■ **Stated exercise**: Give the number of lines below that contain the word "value", and nothing else.

┌─ Records provided

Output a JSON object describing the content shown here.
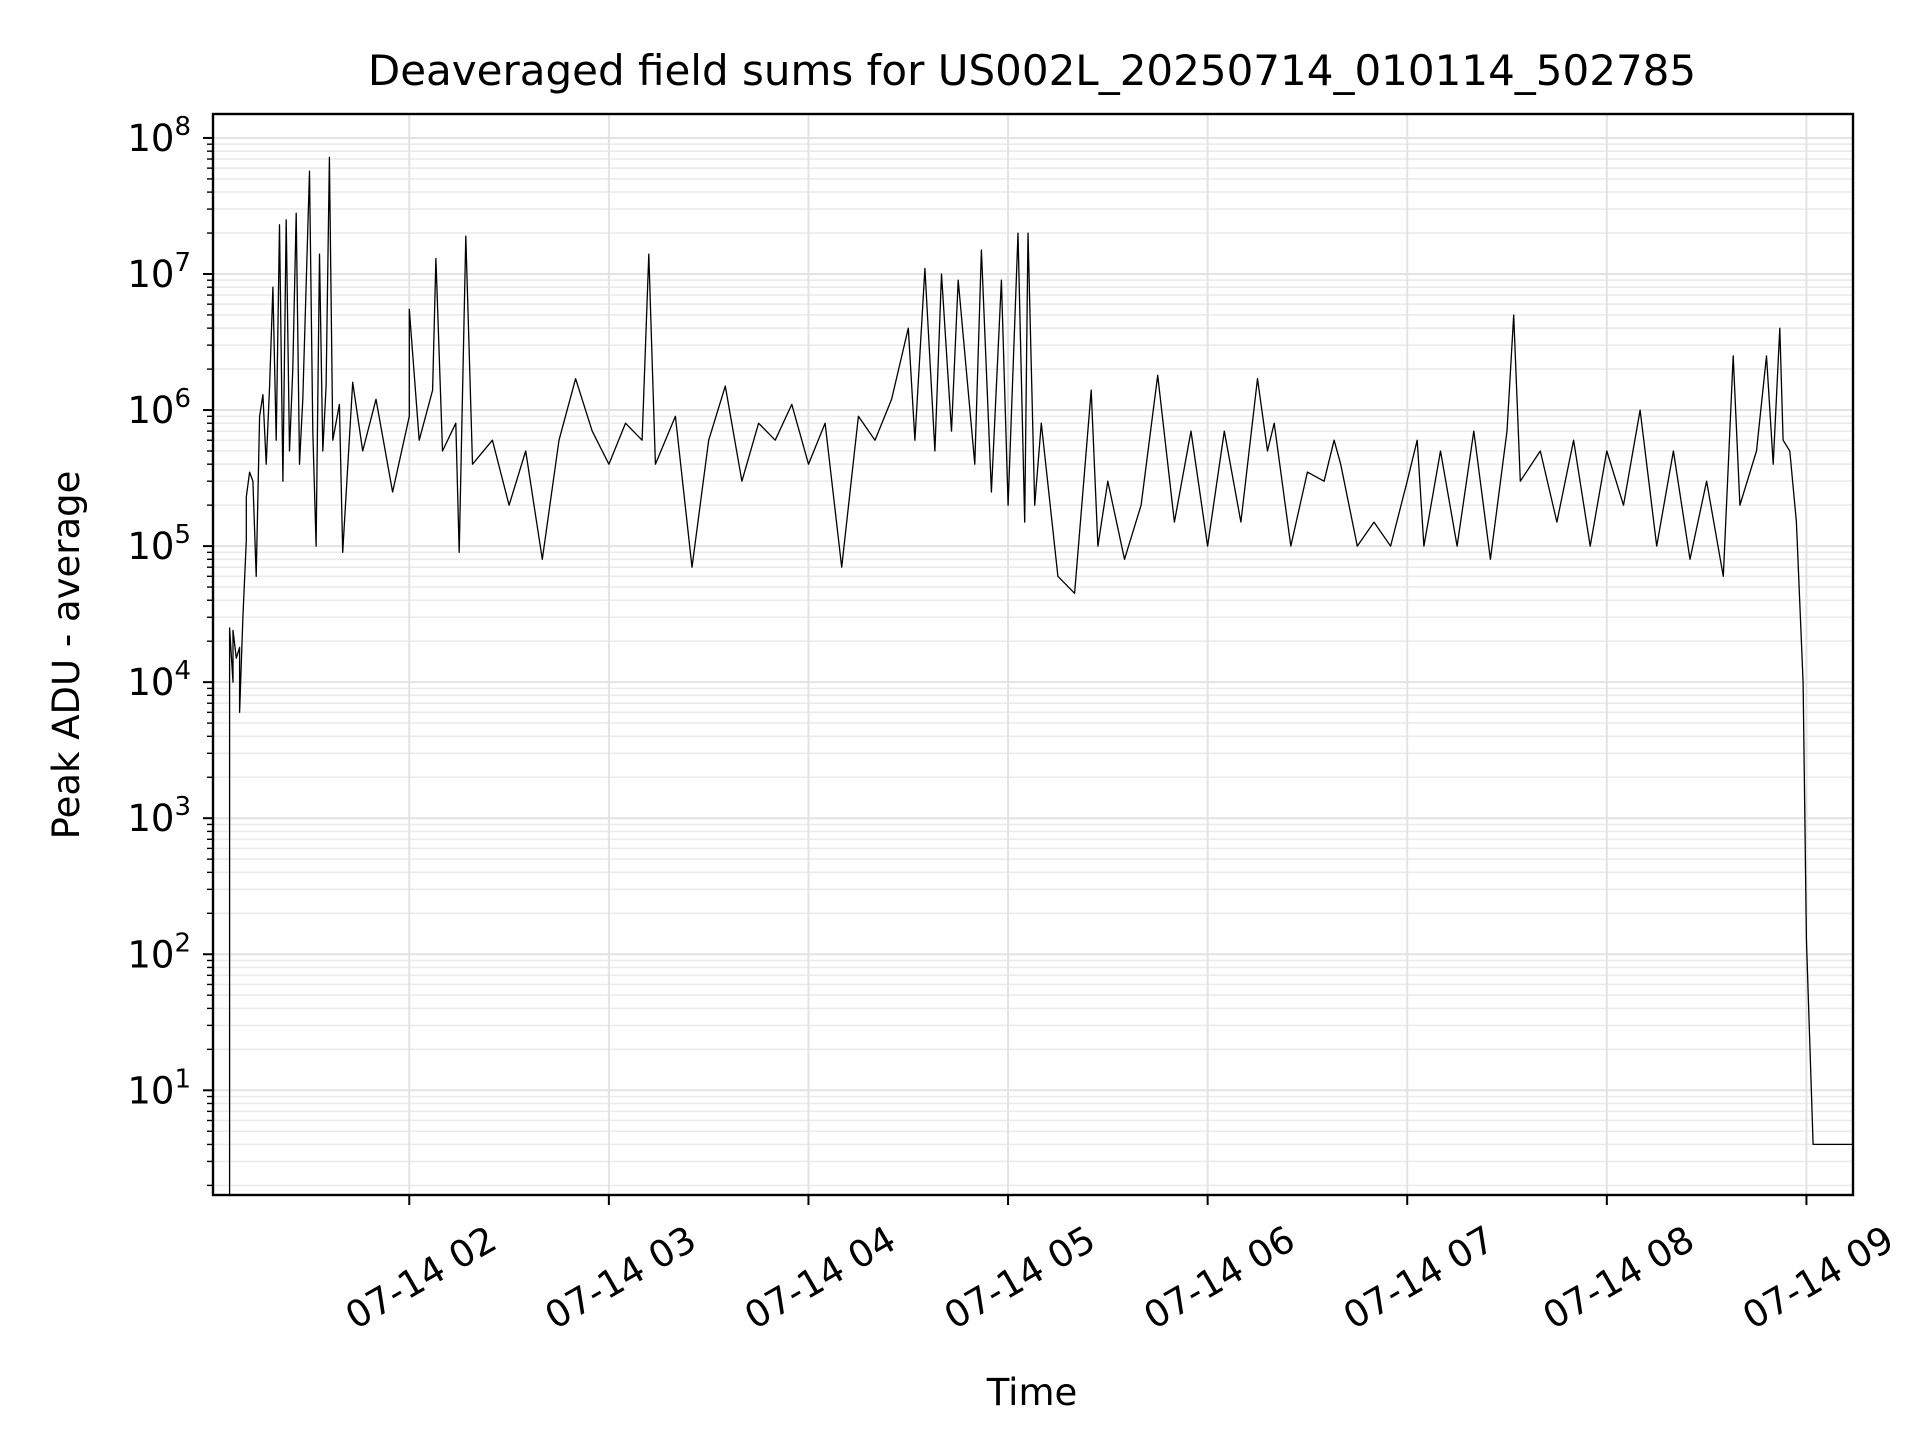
{
  "chart_data": {
    "type": "line",
    "title": "Deaveraged field sums for US002L_20250714_010114_502785",
    "xlabel": "Time",
    "ylabel": "Peak ADU - average",
    "yscale": "log",
    "ylim": [
      1.7,
      150000000
    ],
    "xlim": [
      "2025-07-14 01:01",
      "2025-07-14 09:14"
    ],
    "grid": true,
    "x_ticks": [
      {
        "t": "2025-07-14 02:00",
        "label": "07-14 02"
      },
      {
        "t": "2025-07-14 03:00",
        "label": "07-14 03"
      },
      {
        "t": "2025-07-14 04:00",
        "label": "07-14 04"
      },
      {
        "t": "2025-07-14 05:00",
        "label": "07-14 05"
      },
      {
        "t": "2025-07-14 06:00",
        "label": "07-14 06"
      },
      {
        "t": "2025-07-14 07:00",
        "label": "07-14 07"
      },
      {
        "t": "2025-07-14 08:00",
        "label": "07-14 08"
      },
      {
        "t": "2025-07-14 09:00",
        "label": "07-14 09"
      }
    ],
    "y_ticks": [
      {
        "value": 10,
        "base": "10",
        "exp": "1"
      },
      {
        "value": 100,
        "base": "10",
        "exp": "2"
      },
      {
        "value": 1000,
        "base": "10",
        "exp": "3"
      },
      {
        "value": 10000,
        "base": "10",
        "exp": "4"
      },
      {
        "value": 100000,
        "base": "10",
        "exp": "5"
      },
      {
        "value": 1000000,
        "base": "10",
        "exp": "6"
      },
      {
        "value": 10000000,
        "base": "10",
        "exp": "7"
      },
      {
        "value": 100000000,
        "base": "10",
        "exp": "8"
      }
    ],
    "series": [
      {
        "color": "#000000",
        "points": [
          [
            "2025-07-14 01:06",
            1.7
          ],
          [
            "2025-07-14 01:06",
            25000
          ],
          [
            "2025-07-14 01:07",
            10000
          ],
          [
            "2025-07-14 01:07",
            24000
          ],
          [
            "2025-07-14 01:08",
            15000
          ],
          [
            "2025-07-14 01:09",
            18000
          ],
          [
            "2025-07-14 01:09",
            6000
          ],
          [
            "2025-07-14 01:10",
            30000
          ],
          [
            "2025-07-14 01:11",
            110000
          ],
          [
            "2025-07-14 01:11",
            230000
          ],
          [
            "2025-07-14 01:12",
            350000
          ],
          [
            "2025-07-14 01:13",
            300000
          ],
          [
            "2025-07-14 01:14",
            60000
          ],
          [
            "2025-07-14 01:15",
            900000
          ],
          [
            "2025-07-14 01:16",
            1300000
          ],
          [
            "2025-07-14 01:17",
            400000
          ],
          [
            "2025-07-14 01:18",
            1500000
          ],
          [
            "2025-07-14 01:19",
            8000000
          ],
          [
            "2025-07-14 01:20",
            600000
          ],
          [
            "2025-07-14 01:21",
            23000000
          ],
          [
            "2025-07-14 01:22",
            300000
          ],
          [
            "2025-07-14 01:23",
            25000000
          ],
          [
            "2025-07-14 01:24",
            500000
          ],
          [
            "2025-07-14 01:25",
            2000000
          ],
          [
            "2025-07-14 01:26",
            28000000
          ],
          [
            "2025-07-14 01:27",
            400000
          ],
          [
            "2025-07-14 01:28",
            1200000
          ],
          [
            "2025-07-14 01:30",
            57000000
          ],
          [
            "2025-07-14 01:31",
            700000
          ],
          [
            "2025-07-14 01:32",
            100000
          ],
          [
            "2025-07-14 01:33",
            14000000
          ],
          [
            "2025-07-14 01:34",
            500000
          ],
          [
            "2025-07-14 01:35",
            1500000
          ],
          [
            "2025-07-14 01:36",
            72000000
          ],
          [
            "2025-07-14 01:37",
            600000
          ],
          [
            "2025-07-14 01:39",
            1100000
          ],
          [
            "2025-07-14 01:40",
            90000
          ],
          [
            "2025-07-14 01:43",
            1600000
          ],
          [
            "2025-07-14 01:46",
            500000
          ],
          [
            "2025-07-14 01:50",
            1200000
          ],
          [
            "2025-07-14 01:55",
            250000
          ],
          [
            "2025-07-14 02:00",
            900000
          ],
          [
            "2025-07-14 02:00",
            5500000
          ],
          [
            "2025-07-14 02:03",
            600000
          ],
          [
            "2025-07-14 02:07",
            1400000
          ],
          [
            "2025-07-14 02:08",
            13000000
          ],
          [
            "2025-07-14 02:10",
            500000
          ],
          [
            "2025-07-14 02:14",
            800000
          ],
          [
            "2025-07-14 02:15",
            90000
          ],
          [
            "2025-07-14 02:17",
            19000000
          ],
          [
            "2025-07-14 02:19",
            400000
          ],
          [
            "2025-07-14 02:25",
            600000
          ],
          [
            "2025-07-14 02:30",
            200000
          ],
          [
            "2025-07-14 02:35",
            500000
          ],
          [
            "2025-07-14 02:40",
            80000
          ],
          [
            "2025-07-14 02:45",
            600000
          ],
          [
            "2025-07-14 02:50",
            1700000
          ],
          [
            "2025-07-14 02:55",
            700000
          ],
          [
            "2025-07-14 03:00",
            400000
          ],
          [
            "2025-07-14 03:05",
            800000
          ],
          [
            "2025-07-14 03:10",
            600000
          ],
          [
            "2025-07-14 03:12",
            14000000
          ],
          [
            "2025-07-14 03:14",
            400000
          ],
          [
            "2025-07-14 03:20",
            900000
          ],
          [
            "2025-07-14 03:25",
            70000
          ],
          [
            "2025-07-14 03:30",
            600000
          ],
          [
            "2025-07-14 03:35",
            1500000
          ],
          [
            "2025-07-14 03:40",
            300000
          ],
          [
            "2025-07-14 03:45",
            800000
          ],
          [
            "2025-07-14 03:50",
            600000
          ],
          [
            "2025-07-14 03:55",
            1100000
          ],
          [
            "2025-07-14 04:00",
            400000
          ],
          [
            "2025-07-14 04:05",
            800000
          ],
          [
            "2025-07-14 04:10",
            70000
          ],
          [
            "2025-07-14 04:15",
            900000
          ],
          [
            "2025-07-14 04:20",
            600000
          ],
          [
            "2025-07-14 04:25",
            1200000
          ],
          [
            "2025-07-14 04:30",
            4000000
          ],
          [
            "2025-07-14 04:32",
            600000
          ],
          [
            "2025-07-14 04:35",
            11000000
          ],
          [
            "2025-07-14 04:38",
            500000
          ],
          [
            "2025-07-14 04:40",
            10000000
          ],
          [
            "2025-07-14 04:43",
            700000
          ],
          [
            "2025-07-14 04:45",
            9000000
          ],
          [
            "2025-07-14 04:50",
            400000
          ],
          [
            "2025-07-14 04:52",
            15000000
          ],
          [
            "2025-07-14 04:55",
            250000
          ],
          [
            "2025-07-14 04:58",
            9000000
          ],
          [
            "2025-07-14 05:00",
            200000
          ],
          [
            "2025-07-14 05:03",
            20000000
          ],
          [
            "2025-07-14 05:05",
            150000
          ],
          [
            "2025-07-14 05:06",
            20000000
          ],
          [
            "2025-07-14 05:08",
            200000
          ],
          [
            "2025-07-14 05:10",
            800000
          ],
          [
            "2025-07-14 05:15",
            60000
          ],
          [
            "2025-07-14 05:20",
            45000
          ],
          [
            "2025-07-14 05:25",
            1400000
          ],
          [
            "2025-07-14 05:27",
            100000
          ],
          [
            "2025-07-14 05:30",
            300000
          ],
          [
            "2025-07-14 05:35",
            80000
          ],
          [
            "2025-07-14 05:40",
            200000
          ],
          [
            "2025-07-14 05:45",
            1800000
          ],
          [
            "2025-07-14 05:50",
            150000
          ],
          [
            "2025-07-14 05:55",
            700000
          ],
          [
            "2025-07-14 06:00",
            100000
          ],
          [
            "2025-07-14 06:05",
            700000
          ],
          [
            "2025-07-14 06:10",
            150000
          ],
          [
            "2025-07-14 06:15",
            1700000
          ],
          [
            "2025-07-14 06:18",
            500000
          ],
          [
            "2025-07-14 06:20",
            800000
          ],
          [
            "2025-07-14 06:25",
            100000
          ],
          [
            "2025-07-14 06:30",
            350000
          ],
          [
            "2025-07-14 06:35",
            300000
          ],
          [
            "2025-07-14 06:38",
            600000
          ],
          [
            "2025-07-14 06:40",
            400000
          ],
          [
            "2025-07-14 06:45",
            100000
          ],
          [
            "2025-07-14 06:50",
            150000
          ],
          [
            "2025-07-14 06:55",
            100000
          ],
          [
            "2025-07-14 07:00",
            300000
          ],
          [
            "2025-07-14 07:03",
            600000
          ],
          [
            "2025-07-14 07:05",
            100000
          ],
          [
            "2025-07-14 07:10",
            500000
          ],
          [
            "2025-07-14 07:15",
            100000
          ],
          [
            "2025-07-14 07:20",
            700000
          ],
          [
            "2025-07-14 07:25",
            80000
          ],
          [
            "2025-07-14 07:30",
            700000
          ],
          [
            "2025-07-14 07:32",
            5000000
          ],
          [
            "2025-07-14 07:34",
            300000
          ],
          [
            "2025-07-14 07:40",
            500000
          ],
          [
            "2025-07-14 07:45",
            150000
          ],
          [
            "2025-07-14 07:50",
            600000
          ],
          [
            "2025-07-14 07:55",
            100000
          ],
          [
            "2025-07-14 08:00",
            500000
          ],
          [
            "2025-07-14 08:05",
            200000
          ],
          [
            "2025-07-14 08:10",
            1000000
          ],
          [
            "2025-07-14 08:15",
            100000
          ],
          [
            "2025-07-14 08:20",
            500000
          ],
          [
            "2025-07-14 08:25",
            80000
          ],
          [
            "2025-07-14 08:30",
            300000
          ],
          [
            "2025-07-14 08:35",
            60000
          ],
          [
            "2025-07-14 08:38",
            2500000
          ],
          [
            "2025-07-14 08:40",
            200000
          ],
          [
            "2025-07-14 08:45",
            500000
          ],
          [
            "2025-07-14 08:48",
            2500000
          ],
          [
            "2025-07-14 08:50",
            400000
          ],
          [
            "2025-07-14 08:52",
            4000000
          ],
          [
            "2025-07-14 08:53",
            600000
          ],
          [
            "2025-07-14 08:55",
            500000
          ],
          [
            "2025-07-14 08:57",
            150000
          ],
          [
            "2025-07-14 08:59",
            10000
          ],
          [
            "2025-07-14 09:00",
            130
          ],
          [
            "2025-07-14 09:02",
            4
          ],
          [
            "2025-07-14 09:14",
            4
          ]
        ]
      }
    ]
  }
}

└─

■ **Output below**: 8